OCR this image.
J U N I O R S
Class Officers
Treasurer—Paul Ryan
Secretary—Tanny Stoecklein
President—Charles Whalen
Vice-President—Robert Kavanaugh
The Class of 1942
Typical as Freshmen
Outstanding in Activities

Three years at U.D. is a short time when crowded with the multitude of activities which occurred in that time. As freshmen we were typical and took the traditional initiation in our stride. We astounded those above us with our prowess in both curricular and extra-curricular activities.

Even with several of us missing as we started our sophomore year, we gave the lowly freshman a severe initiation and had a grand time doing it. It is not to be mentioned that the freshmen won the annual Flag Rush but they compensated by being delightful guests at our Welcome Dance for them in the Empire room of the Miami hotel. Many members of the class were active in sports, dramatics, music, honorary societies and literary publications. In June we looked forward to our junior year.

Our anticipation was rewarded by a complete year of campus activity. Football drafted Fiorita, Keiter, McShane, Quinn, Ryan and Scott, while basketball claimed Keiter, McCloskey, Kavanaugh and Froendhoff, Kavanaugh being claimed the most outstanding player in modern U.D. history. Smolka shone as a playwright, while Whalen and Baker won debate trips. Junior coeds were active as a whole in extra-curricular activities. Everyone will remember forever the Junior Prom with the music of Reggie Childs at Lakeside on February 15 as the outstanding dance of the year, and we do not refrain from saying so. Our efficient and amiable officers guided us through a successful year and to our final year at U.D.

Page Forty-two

WRITTEN PROBLEM
Output the listing above without altering a single character.

SOLUTION TO THIS PROBLEM
OCR this image.
J U N I O R S
Class Officers
Treasurer—Paul Ryan
Secretary—Tanny Stoecklein
President—Charles Whalen
Vice-President—Robert Kavanaugh
The Class of 1942
Typical as Freshmen
Outstanding in Activities

Three years at U.D. is a short time when crowded with the multitude of activities which occurred in that time. As freshmen we were typical and took the traditional initiation in our stride. We astounded those above us with our prowess in both curricular and extra-curricular activities.

Even with several of us missing as we started our sophomore year, we gave the lowly freshman a severe initiation and had a grand time doing it. It is not to be mentioned that the freshmen won the annual Flag Rush but they compensated by being delightful guests at our Welcome Dance for them in the Empire room of the Miami hotel. Many members of the class were active in sports, dramatics, music, honorary societies and literary publications. In June we looked forward to our junior year.

Our anticipation was rewarded by a complete year of campus activity. Football drafted Fiorita, Keiter, McShane, Quinn, Ryan and Scott, while basketball claimed Keiter, McCloskey, Kavanaugh and Froendhoff, Kavanaugh being claimed the most outstanding player in modern U.D. history. Smolka shone as a playwright, while Whalen and Baker won debate trips. Junior coeds were active as a whole in extra-curricular activities. Everyone will remember forever the Junior Prom with the music of Reggie Childs at Lakeside on February 15 as the outstanding dance of the year, and we do not refrain from saying so. Our efficient and amiable officers guided us through a successful year and to our final year at U.D.

Page Forty-two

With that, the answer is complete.